→ **Instructions to follow**: Count the lines that include the string "Córdoba", and give only that number.

(Collection entries)
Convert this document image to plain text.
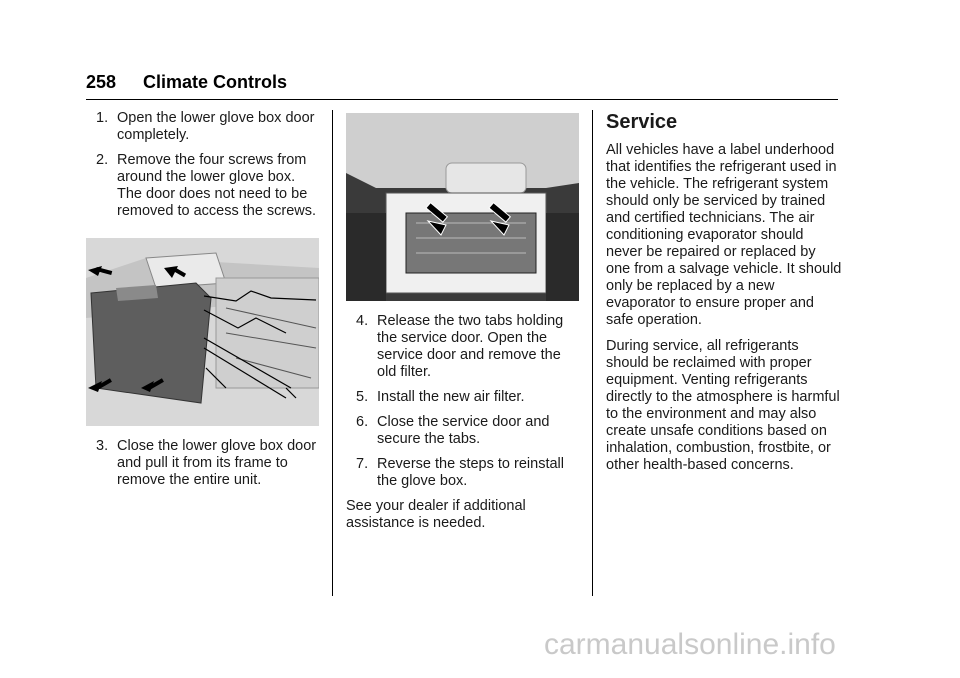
258 Climate Controls
1. Open the lower glove box door completely.
2. Remove the four screws from around the lower glove box. The door does not need to be removed to access the screws.
3. Close the lower glove box door and pull it from its frame to remove the entire unit.
4. Release the two tabs holding the service door. Open the service door and remove the old filter.
5. Install the new air filter.
6. Close the service door and secure the tabs.
7. Reverse the steps to reinstall the glove box.

See your dealer if additional assistance is needed.

Service

All vehicles have a label underhood that identifies the refrigerant used in the vehicle. The refrigerant system should only be serviced by trained and certified technicians. The air conditioning evaporator should never be repaired or replaced by one from a salvage vehicle. It should only be replaced by a new evaporator to ensure proper and safe operation.

During service, all refrigerants should be reclaimed with proper equipment. Venting refrigerants directly to the atmosphere is harmful to the environment and may also create unsafe conditions based on inhalation, combustion, frostbite, or other health-based concerns.

carmanualsonline.info
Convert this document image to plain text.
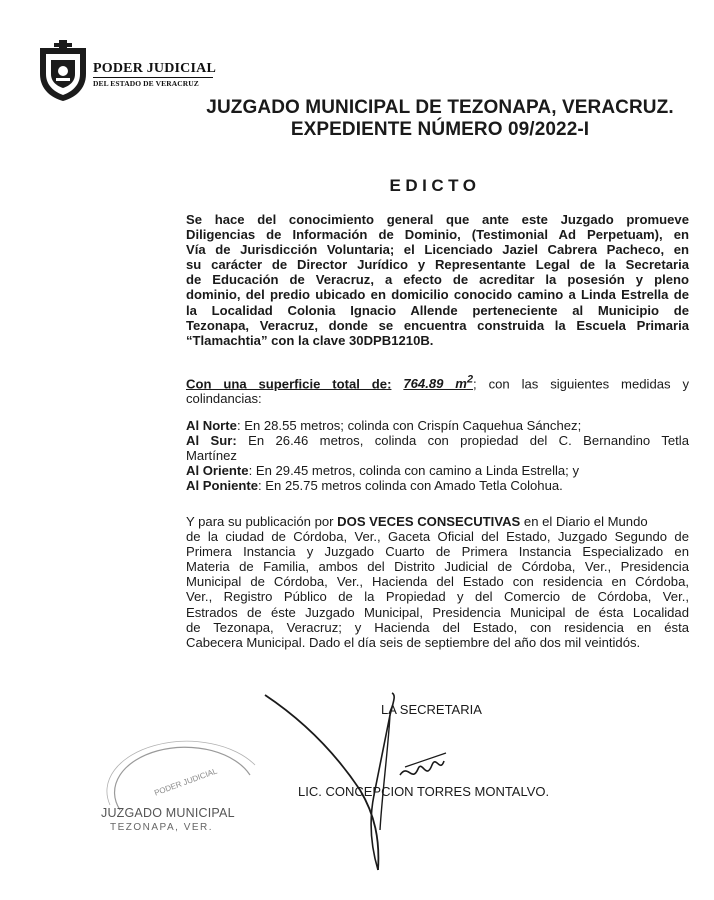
PODER JUDICIAL
DEL ESTADO DE VERACRUZ
JUZGADO MUNICIPAL DE TEZONAPA, VERACRUZ.
EXPEDIENTE NÚMERO 09/2022-I
EDICTO
Se hace del conocimiento general que ante este Juzgado promueve
Diligencias de Información de Dominio, (Testimonial Ad Perpetuam), en
Vía de Jurisdicción Voluntaria; el Licenciado Jaziel Cabrera Pacheco, en
su carácter de Director Jurídico y Representante Legal de la Secretaria
de Educación de Veracruz, a efecto de acreditar la posesión y pleno
dominio, del predio ubicado en domicilio conocido camino a Linda Estrella de
la Localidad Colonia Ignacio Allende perteneciente al Municipio de
Tezonapa, Veracruz, donde se encuentra construida la Escuela Primaria
“Tlamachtia” con la clave 30DPB1210B.
Con una superficie total de: 764.89 $m^2$; con las siguientes medidas y
colindancias:
Al Norte: En 28.55 metros; colinda con Crispín Caquehua Sánchez;
Al Sur: En 26.46 metros, colinda con propiedad del C. Bernandino Tetla
Martínez
Al Oriente: En 29.45 metros, colinda con camino a Linda Estrella; y
Al Poniente: En 25.75 metros colinda con Amado Tetla Colohua.
Y para su publicación por DOS VECES CONSECUTIVAS en el Diario el Mundo
de la ciudad de Córdoba, Ver., Gaceta Oficial del Estado, Juzgado Segundo de
Primera Instancia y Juzgado Cuarto de Primera Instancia Especializado en
Materia de Familia, ambos del Distrito Judicial de Córdoba, Ver., Presidencia
Municipal de Córdoba, Ver., Hacienda del Estado con residencia en Córdoba,
Ver., Registro Público de la Propiedad y del Comercio de Córdoba, Ver.,
Estrados de éste Juzgado Municipal, Presidencia Municipal de ésta Localidad
de Tezonapa, Veracruz; y Hacienda del Estado, con residencia en ésta
Cabecera Municipal. Dado el día seis de septiembre del año dos mil veintidós.
PODER JUDICIAL
JUZGADO MUNICIPAL
TEZONAPA, VER.
LA SECRETARIA
LIC. CONCEPCION TORRES MONTALVO.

→ **Problem solution**: 4